Stored records
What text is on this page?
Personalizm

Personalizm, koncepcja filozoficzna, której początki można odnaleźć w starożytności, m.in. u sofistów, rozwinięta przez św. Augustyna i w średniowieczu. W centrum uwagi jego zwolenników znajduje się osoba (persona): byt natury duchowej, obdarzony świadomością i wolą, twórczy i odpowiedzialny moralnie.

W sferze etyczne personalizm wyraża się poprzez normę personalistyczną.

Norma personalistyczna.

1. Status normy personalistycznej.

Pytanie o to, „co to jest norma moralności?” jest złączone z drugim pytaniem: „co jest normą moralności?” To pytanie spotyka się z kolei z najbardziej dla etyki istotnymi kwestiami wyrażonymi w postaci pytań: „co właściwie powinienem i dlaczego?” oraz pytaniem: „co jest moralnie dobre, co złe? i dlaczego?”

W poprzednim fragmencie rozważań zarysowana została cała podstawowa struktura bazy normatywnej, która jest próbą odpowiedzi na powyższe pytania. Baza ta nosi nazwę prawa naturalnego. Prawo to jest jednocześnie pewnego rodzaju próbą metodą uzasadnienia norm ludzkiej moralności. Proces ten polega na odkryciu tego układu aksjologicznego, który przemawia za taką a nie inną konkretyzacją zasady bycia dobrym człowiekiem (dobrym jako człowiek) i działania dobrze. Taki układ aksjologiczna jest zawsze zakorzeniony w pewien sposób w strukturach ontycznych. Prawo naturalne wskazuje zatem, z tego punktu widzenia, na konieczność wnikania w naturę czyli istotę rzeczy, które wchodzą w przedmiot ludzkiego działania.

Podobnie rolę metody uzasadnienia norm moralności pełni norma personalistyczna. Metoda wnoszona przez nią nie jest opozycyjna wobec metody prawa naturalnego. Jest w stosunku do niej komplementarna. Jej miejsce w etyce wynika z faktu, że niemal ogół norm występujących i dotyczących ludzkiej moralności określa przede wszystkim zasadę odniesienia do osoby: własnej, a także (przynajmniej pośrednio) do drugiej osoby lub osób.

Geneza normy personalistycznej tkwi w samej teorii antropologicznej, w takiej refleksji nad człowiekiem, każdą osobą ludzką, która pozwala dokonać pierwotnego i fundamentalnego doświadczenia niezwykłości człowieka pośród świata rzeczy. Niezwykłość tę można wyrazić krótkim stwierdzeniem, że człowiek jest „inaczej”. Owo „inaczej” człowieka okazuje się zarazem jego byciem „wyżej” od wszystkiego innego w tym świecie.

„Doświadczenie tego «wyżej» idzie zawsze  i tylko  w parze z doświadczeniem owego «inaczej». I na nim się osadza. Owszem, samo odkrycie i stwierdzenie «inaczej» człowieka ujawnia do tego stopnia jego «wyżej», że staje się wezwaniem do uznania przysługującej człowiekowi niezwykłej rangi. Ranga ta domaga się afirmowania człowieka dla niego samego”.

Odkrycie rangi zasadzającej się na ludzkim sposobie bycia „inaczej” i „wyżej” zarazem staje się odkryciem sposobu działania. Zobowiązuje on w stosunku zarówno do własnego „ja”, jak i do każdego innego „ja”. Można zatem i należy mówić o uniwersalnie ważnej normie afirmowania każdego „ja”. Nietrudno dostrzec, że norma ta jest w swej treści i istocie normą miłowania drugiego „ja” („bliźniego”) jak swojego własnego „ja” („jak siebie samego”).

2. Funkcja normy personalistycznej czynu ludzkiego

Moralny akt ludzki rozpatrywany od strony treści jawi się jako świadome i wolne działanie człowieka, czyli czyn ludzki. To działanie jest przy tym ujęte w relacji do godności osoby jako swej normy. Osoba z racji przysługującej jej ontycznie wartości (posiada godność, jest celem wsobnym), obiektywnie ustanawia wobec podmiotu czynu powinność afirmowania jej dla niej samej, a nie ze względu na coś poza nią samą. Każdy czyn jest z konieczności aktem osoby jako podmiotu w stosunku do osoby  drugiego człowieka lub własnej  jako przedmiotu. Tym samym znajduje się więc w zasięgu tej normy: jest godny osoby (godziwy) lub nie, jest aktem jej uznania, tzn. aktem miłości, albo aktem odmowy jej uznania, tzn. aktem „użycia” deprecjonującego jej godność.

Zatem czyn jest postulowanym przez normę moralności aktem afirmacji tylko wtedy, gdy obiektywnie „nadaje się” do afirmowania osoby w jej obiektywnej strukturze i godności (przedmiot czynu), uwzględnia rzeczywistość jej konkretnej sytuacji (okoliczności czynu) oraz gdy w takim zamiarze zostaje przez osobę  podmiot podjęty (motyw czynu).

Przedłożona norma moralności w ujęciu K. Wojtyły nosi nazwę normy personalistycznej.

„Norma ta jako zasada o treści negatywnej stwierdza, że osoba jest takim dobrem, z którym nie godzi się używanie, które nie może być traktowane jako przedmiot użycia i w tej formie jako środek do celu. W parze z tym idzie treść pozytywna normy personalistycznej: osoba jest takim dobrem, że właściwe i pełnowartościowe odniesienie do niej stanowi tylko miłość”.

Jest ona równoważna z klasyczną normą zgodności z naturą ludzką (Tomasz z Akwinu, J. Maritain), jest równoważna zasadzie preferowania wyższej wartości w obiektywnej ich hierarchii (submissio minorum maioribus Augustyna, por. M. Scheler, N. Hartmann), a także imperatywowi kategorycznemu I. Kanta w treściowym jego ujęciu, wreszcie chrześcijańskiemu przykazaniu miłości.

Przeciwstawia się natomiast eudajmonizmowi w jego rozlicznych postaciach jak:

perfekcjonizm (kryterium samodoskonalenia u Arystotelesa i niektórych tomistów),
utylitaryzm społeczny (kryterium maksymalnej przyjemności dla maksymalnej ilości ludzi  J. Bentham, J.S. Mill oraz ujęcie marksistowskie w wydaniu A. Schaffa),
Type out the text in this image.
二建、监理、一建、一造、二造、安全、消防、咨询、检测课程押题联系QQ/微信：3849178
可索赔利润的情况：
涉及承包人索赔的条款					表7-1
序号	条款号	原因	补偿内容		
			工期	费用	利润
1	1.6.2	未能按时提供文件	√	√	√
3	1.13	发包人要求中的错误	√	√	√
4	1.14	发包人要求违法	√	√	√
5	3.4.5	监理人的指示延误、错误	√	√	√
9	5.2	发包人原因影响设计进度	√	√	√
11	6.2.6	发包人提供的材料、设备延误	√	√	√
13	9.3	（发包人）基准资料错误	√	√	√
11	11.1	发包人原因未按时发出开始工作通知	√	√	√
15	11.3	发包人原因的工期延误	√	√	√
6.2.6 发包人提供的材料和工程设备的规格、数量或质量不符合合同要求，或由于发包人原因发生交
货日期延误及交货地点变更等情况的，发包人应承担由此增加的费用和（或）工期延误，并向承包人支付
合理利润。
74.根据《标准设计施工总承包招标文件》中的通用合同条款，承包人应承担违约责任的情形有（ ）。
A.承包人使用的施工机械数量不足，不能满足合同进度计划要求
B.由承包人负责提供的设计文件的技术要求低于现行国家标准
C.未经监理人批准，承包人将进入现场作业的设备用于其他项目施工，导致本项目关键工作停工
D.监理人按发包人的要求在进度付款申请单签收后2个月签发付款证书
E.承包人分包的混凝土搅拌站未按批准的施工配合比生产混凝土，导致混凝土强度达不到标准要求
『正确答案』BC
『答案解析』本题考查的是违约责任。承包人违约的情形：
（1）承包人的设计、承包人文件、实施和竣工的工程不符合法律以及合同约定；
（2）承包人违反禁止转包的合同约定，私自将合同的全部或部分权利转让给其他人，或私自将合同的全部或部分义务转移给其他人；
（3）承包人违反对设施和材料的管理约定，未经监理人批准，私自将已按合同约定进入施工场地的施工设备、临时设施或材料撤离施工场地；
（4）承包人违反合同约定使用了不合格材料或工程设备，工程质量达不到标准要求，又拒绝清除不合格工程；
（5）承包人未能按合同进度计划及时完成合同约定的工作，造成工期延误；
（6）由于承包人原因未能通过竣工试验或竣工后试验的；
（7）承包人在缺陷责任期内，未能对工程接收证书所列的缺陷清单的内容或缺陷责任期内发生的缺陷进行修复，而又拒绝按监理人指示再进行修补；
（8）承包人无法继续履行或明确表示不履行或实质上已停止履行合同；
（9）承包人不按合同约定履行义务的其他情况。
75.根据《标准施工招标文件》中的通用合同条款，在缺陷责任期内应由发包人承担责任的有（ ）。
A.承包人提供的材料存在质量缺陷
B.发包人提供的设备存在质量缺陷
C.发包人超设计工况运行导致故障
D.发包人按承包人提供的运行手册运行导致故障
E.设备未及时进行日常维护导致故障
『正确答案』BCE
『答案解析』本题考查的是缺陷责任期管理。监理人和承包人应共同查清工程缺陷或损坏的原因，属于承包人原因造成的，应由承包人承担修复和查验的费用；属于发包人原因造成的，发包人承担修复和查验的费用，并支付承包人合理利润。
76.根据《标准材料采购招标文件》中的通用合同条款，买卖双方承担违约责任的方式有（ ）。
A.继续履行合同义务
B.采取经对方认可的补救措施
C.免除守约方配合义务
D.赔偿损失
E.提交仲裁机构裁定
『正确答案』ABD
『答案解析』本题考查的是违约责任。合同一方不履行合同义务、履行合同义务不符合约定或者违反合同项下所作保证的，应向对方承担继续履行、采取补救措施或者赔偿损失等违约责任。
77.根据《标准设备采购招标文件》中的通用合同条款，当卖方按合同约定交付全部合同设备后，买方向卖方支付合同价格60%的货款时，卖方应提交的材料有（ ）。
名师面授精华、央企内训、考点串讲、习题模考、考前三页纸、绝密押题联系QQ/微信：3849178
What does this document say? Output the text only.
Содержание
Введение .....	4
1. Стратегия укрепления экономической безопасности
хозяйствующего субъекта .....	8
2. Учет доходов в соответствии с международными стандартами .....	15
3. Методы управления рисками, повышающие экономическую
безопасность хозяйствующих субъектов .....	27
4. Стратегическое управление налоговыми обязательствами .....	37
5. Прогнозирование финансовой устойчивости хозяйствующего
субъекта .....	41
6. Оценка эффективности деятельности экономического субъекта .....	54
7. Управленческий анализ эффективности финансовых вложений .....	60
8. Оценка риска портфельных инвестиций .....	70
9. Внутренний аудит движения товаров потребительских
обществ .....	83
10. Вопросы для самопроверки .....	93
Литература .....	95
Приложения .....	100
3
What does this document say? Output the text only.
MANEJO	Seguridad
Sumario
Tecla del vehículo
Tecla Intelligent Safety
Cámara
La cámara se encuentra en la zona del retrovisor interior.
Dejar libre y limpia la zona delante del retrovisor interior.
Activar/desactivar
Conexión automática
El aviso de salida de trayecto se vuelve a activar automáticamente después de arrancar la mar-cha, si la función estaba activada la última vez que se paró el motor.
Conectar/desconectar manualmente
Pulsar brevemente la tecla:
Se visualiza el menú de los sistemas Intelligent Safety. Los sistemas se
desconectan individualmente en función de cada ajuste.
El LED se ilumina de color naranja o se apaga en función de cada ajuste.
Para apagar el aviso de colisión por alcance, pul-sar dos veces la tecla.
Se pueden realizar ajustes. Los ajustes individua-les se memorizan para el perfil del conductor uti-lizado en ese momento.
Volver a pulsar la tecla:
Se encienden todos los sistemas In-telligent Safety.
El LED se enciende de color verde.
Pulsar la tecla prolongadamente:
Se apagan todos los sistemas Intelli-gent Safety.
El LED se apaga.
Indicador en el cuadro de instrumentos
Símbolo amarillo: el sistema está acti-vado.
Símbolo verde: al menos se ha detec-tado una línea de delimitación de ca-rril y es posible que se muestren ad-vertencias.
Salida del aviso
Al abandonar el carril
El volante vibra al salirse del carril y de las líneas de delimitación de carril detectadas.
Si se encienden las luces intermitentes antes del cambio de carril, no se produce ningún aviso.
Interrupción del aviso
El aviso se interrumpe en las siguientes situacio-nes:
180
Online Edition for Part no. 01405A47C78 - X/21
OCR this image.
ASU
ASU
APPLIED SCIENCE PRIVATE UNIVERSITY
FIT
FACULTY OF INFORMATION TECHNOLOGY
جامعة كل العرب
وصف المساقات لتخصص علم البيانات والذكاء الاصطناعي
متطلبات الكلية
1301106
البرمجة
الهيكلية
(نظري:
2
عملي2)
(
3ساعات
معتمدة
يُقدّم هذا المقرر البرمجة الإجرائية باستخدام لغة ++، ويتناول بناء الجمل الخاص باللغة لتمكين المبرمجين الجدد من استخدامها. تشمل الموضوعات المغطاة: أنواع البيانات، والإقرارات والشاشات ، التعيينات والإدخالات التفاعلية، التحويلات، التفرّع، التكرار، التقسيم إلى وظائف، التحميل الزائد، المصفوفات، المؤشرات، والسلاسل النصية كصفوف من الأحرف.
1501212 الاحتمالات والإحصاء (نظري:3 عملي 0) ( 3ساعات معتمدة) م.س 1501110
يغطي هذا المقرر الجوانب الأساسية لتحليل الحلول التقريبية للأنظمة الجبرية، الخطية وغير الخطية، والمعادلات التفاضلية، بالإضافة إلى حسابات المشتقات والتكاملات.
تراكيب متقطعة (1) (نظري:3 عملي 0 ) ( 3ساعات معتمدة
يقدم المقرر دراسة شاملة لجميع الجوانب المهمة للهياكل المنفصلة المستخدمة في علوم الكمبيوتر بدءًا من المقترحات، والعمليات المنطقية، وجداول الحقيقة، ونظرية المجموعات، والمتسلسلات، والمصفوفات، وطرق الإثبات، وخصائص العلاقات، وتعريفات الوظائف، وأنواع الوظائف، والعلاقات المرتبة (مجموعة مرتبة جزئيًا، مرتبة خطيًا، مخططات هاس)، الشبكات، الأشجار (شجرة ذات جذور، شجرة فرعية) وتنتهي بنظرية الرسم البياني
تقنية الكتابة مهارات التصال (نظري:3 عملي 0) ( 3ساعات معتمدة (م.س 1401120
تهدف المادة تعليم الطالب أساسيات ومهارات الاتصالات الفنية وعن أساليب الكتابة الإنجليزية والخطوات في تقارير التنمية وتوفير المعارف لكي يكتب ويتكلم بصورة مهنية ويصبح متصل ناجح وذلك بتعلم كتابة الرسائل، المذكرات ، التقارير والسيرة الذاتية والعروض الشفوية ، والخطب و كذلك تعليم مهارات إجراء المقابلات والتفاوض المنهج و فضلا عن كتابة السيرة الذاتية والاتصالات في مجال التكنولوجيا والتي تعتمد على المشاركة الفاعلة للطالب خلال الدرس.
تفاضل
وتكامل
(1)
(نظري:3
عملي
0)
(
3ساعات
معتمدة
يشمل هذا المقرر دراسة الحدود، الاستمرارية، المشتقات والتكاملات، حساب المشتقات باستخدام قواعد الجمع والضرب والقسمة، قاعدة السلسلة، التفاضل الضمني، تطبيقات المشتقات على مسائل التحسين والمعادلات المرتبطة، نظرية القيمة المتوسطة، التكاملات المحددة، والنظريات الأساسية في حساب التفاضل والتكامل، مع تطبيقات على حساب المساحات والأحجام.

- [WHAT TO PRODUCE]: Filter lines by "مهارات" and return each hit.

- [OUTPUT BELOW]:
تقنية الكتابة مهارات التصال (نظري:3 عملي 0) ( 3ساعات معتمدة (م.س 1401120
تهدف المادة تعليم الطالب أساسيات ومهارات الاتصالات الفنية وعن أساليب الكتابة الإنجليزية والخطوات في تقارير التنمية وتوفير المعارف لكي يكتب ويتكلم بصورة مهنية ويصبح متصل ناجح وذلك بتعلم كتابة الرسائل، المذكرات ، التقارير والسيرة الذاتية والعروض الشفوية ، والخطب و كذلك تعليم مهارات إجراء المقابلات والتفاوض المنهج و فضلا عن كتابة السيرة الذاتية والاتصالات في مجال التكنولوجيا والتي تعتمد على المشاركة الفاعلة للطالب خلال الدرس.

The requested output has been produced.